[WORK INSTRUCTIONS]: Write the data out again, character for character, with no images.

[DATA RECORDS]:
....................

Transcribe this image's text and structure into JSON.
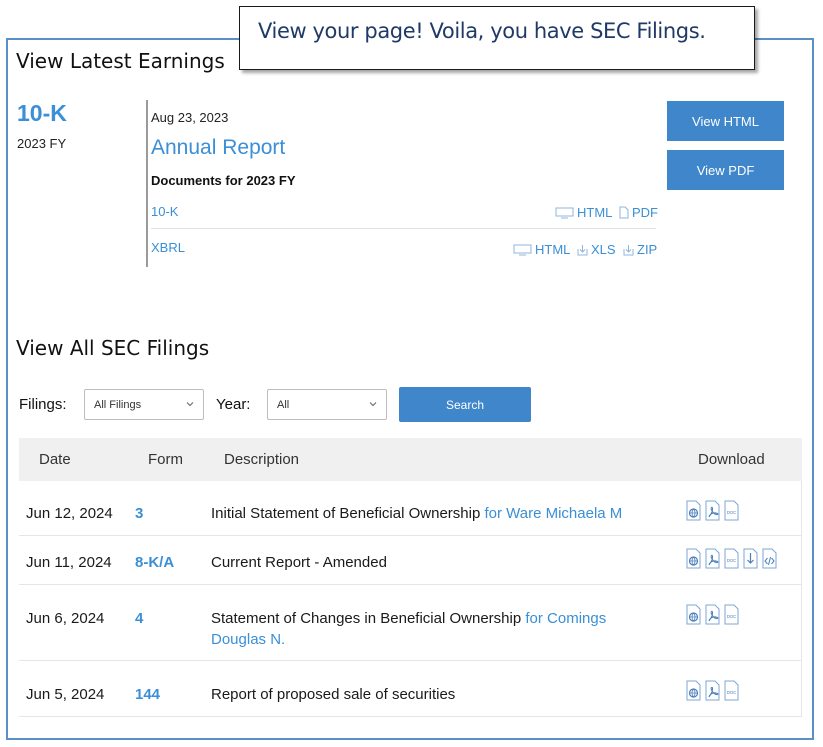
{
  "callout": {
    "text": "View your page!  Voila, you have SEC Filings."
  },
  "latest": {
    "title": "View Latest Earnings",
    "form": "10-K",
    "fy": "2023 FY",
    "date": "Aug 23, 2023",
    "report": "Annual Report",
    "docs_heading": "Documents for 2023 FY",
    "docs": [
      {
        "name": "10-K",
        "formats": [
          "HTML",
          "PDF"
        ]
      },
      {
        "name": "XBRL",
        "formats": [
          "HTML",
          "XLS",
          "ZIP"
        ]
      }
    ],
    "view_html": "View HTML",
    "view_pdf": "View PDF"
  },
  "all": {
    "title": "View All SEC Filings",
    "filings_label": "Filings:",
    "filings_value": "All Filings",
    "year_label": "Year:",
    "year_value": "All",
    "search": "Search"
  },
  "table": {
    "headers": [
      "Date",
      "Form",
      "Description",
      "Download"
    ],
    "rows": [
      {
        "date": "Jun 12, 2024",
        "form": "3",
        "desc": "Initial Statement of Beneficial Ownership",
        "who": "for Ware Michaela M",
        "downloads": [
          "html",
          "pdf",
          "doc"
        ]
      },
      {
        "date": "Jun 11, 2024",
        "form": "8-K/A",
        "desc": "Current Report - Amended",
        "who": "",
        "downloads": [
          "html",
          "pdf",
          "doc",
          "zip",
          "xbrl"
        ]
      },
      {
        "date": "Jun 6, 2024",
        "form": "4",
        "desc": "Statement of Changes in Beneficial Ownership",
        "who": "for Comings Douglas N.",
        "downloads": [
          "html",
          "pdf",
          "doc"
        ]
      },
      {
        "date": "Jun 5, 2024",
        "form": "144",
        "desc": "Report of proposed sale of securities",
        "who": "",
        "downloads": [
          "html",
          "pdf",
          "doc"
        ]
      }
    ]
  },
  "colors": {
    "accent": "#3a8fd6",
    "button": "#3f86cb",
    "frame": "#5b8fc7"
  }
}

....................

[ANSWER TO THIS PROBLEM]:
Transcribe this image's text and structure into JSON.
{
  "callout": {
    "text": "View your page!  Voila, you have SEC Filings."
  },
  "latest": {
    "title": "View Latest Earnings",
    "form": "10-K",
    "fy": "2023 FY",
    "date": "Aug 23, 2023",
    "report": "Annual Report",
    "docs_heading": "Documents for 2023 FY",
    "docs": [
      {
        "name": "10-K",
        "formats": [
          "HTML",
          "PDF"
        ]
      },
      {
        "name": "XBRL",
        "formats": [
          "HTML",
          "XLS",
          "ZIP"
        ]
      }
    ],
    "view_html": "View HTML",
    "view_pdf": "View PDF"
  },
  "all": {
    "title": "View All SEC Filings",
    "filings_label": "Filings:",
    "filings_value": "All Filings",
    "year_label": "Year:",
    "year_value": "All",
    "search": "Search"
  },
  "table": {
    "headers": [
      "Date",
      "Form",
      "Description",
      "Download"
    ],
    "rows": [
      {
        "date": "Jun 12, 2024",
        "form": "3",
        "desc": "Initial Statement of Beneficial Ownership",
        "who": "for Ware Michaela M",
        "downloads": [
          "html",
          "pdf",
          "doc"
        ]
      },
      {
        "date": "Jun 11, 2024",
        "form": "8-K/A",
        "desc": "Current Report - Amended",
        "who": "",
        "downloads": [
          "html",
          "pdf",
          "doc",
          "zip",
          "xbrl"
        ]
      },
      {
        "date": "Jun 6, 2024",
        "form": "4",
        "desc": "Statement of Changes in Beneficial Ownership",
        "who": "for Comings Douglas N.",
        "downloads": [
          "html",
          "pdf",
          "doc"
        ]
      },
      {
        "date": "Jun 5, 2024",
        "form": "144",
        "desc": "Report of proposed sale of securities",
        "who": "",
        "downloads": [
          "html",
          "pdf",
          "doc"
        ]
      }
    ]
  },
  "colors": {
    "accent": "#3a8fd6",
    "button": "#3f86cb",
    "frame": "#5b8fc7"
  }
}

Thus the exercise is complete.